Write out the material exactly, with the pictures left out.

Record extracts:
╔══
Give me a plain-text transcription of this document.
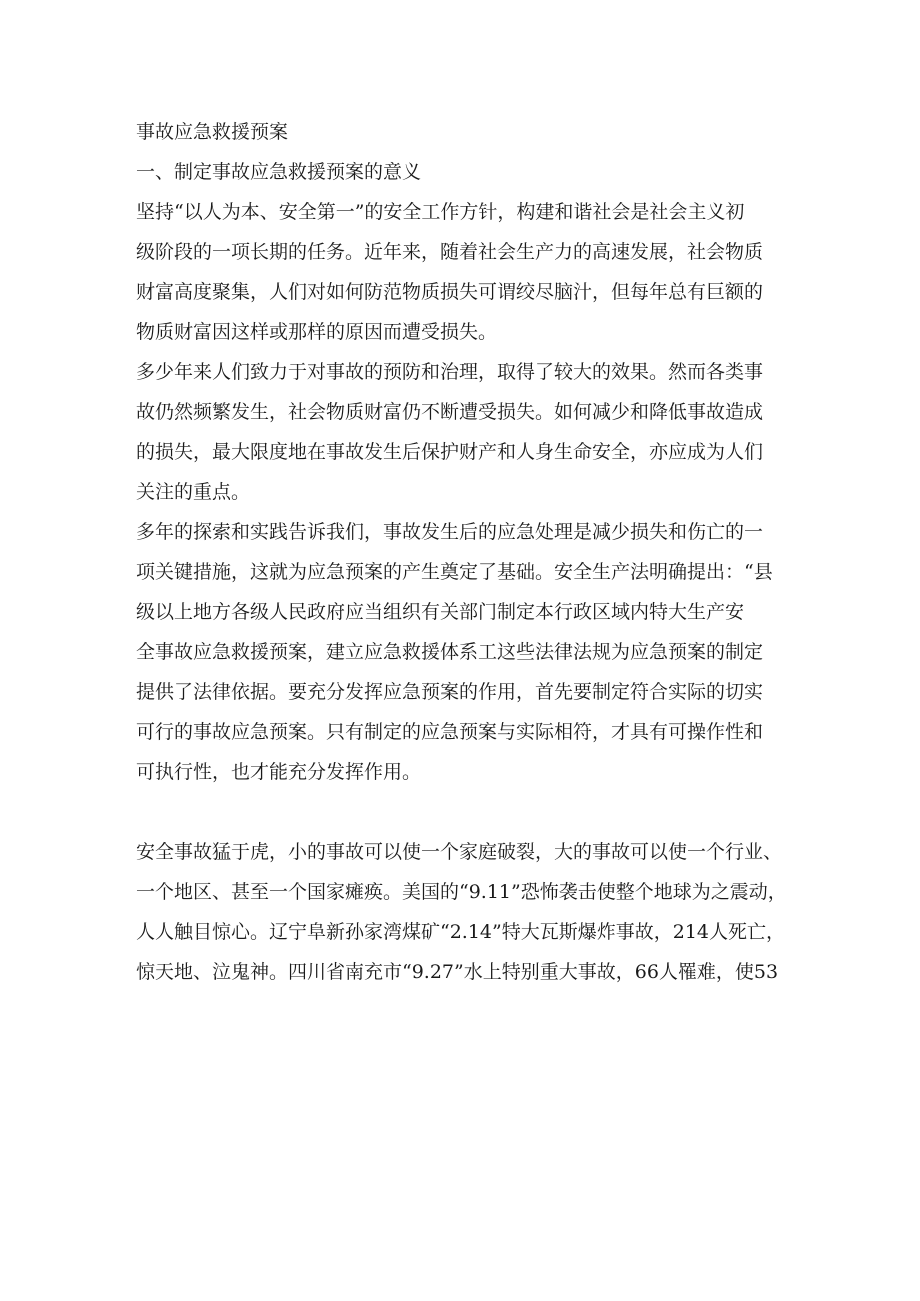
事故应急救援预案
一、制定事故应急救援预案的意义
坚持“以人为本、安全第一”的安全工作方针，构建和谐社会是社会主义初
级阶段的一项长期的任务。近年来，随着社会生产力的高速发展，社会物质
财富高度聚集，人们对如何防范物质损失可谓绞尽脑汁，但每年总有巨额的
物质财富因这样或那样的原因而遭受损失。
多少年来人们致力于对事故的预防和治理，取得了较大的效果。然而各类事
故仍然频繁发生，社会物质财富仍不断遭受损失。如何减少和降低事故造成
的损失，最大限度地在事故发生后保护财产和人身生命安全，亦应成为人们
关注的重点。
多年的探索和实践告诉我们，事故发生后的应急处理是减少损失和伤亡的一
项关键措施，这就为应急预案的产生奠定了基础。安全生产法明确提出：“县
级以上地方各级人民政府应当组织有关部门制定本行政区域内特大生产安
全事故应急救援预案，建立应急救援体系工这些法律法规为应急预案的制定
提供了法律依据。要充分发挥应急预案的作用，首先要制定符合实际的切实
可行的事故应急预案。只有制定的应急预案与实际相符，才具有可操作性和
可执行性，也才能充分发挥作用。
安全事故猛于虎，小的事故可以使一个家庭破裂，大的事故可以使一个行业、
一个地区、甚至一个国家瘫痪。美国的“9.11”恐怖袭击使整个地球为之震动，
人人触目惊心。辽宁阜新孙家湾煤矿“2.14”特大瓦斯爆炸事故，214人死亡，
惊天地、泣鬼神。四川省南充市“9.27”水上特别重大事故，66人罹难，使53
╚══
Task solution:
Give me a plain-text transcription of this document.
事故应急救援预案
一、制定事故应急救援预案的意义
坚持“以人为本、安全第一”的安全工作方针，构建和谐社会是社会主义初
级阶段的一项长期的任务。近年来，随着社会生产力的高速发展，社会物质
财富高度聚集，人们对如何防范物质损失可谓绞尽脑汁，但每年总有巨额的
物质财富因这样或那样的原因而遭受损失。
多少年来人们致力于对事故的预防和治理，取得了较大的效果。然而各类事
故仍然频繁发生，社会物质财富仍不断遭受损失。如何减少和降低事故造成
的损失，最大限度地在事故发生后保护财产和人身生命安全，亦应成为人们
关注的重点。
多年的探索和实践告诉我们，事故发生后的应急处理是减少损失和伤亡的一
项关键措施，这就为应急预案的产生奠定了基础。安全生产法明确提出：“县
级以上地方各级人民政府应当组织有关部门制定本行政区域内特大生产安
全事故应急救援预案，建立应急救援体系工这些法律法规为应急预案的制定
提供了法律依据。要充分发挥应急预案的作用，首先要制定符合实际的切实
可行的事故应急预案。只有制定的应急预案与实际相符，才具有可操作性和
可执行性，也才能充分发挥作用。
安全事故猛于虎，小的事故可以使一个家庭破裂，大的事故可以使一个行业、
一个地区、甚至一个国家瘫痪。美国的“9.11”恐怖袭击使整个地球为之震动，
人人触目惊心。辽宁阜新孙家湾煤矿“2.14”特大瓦斯爆炸事故，214人死亡，
惊天地、泣鬼神。四川省南充市“9.27”水上特别重大事故，66人罹难，使53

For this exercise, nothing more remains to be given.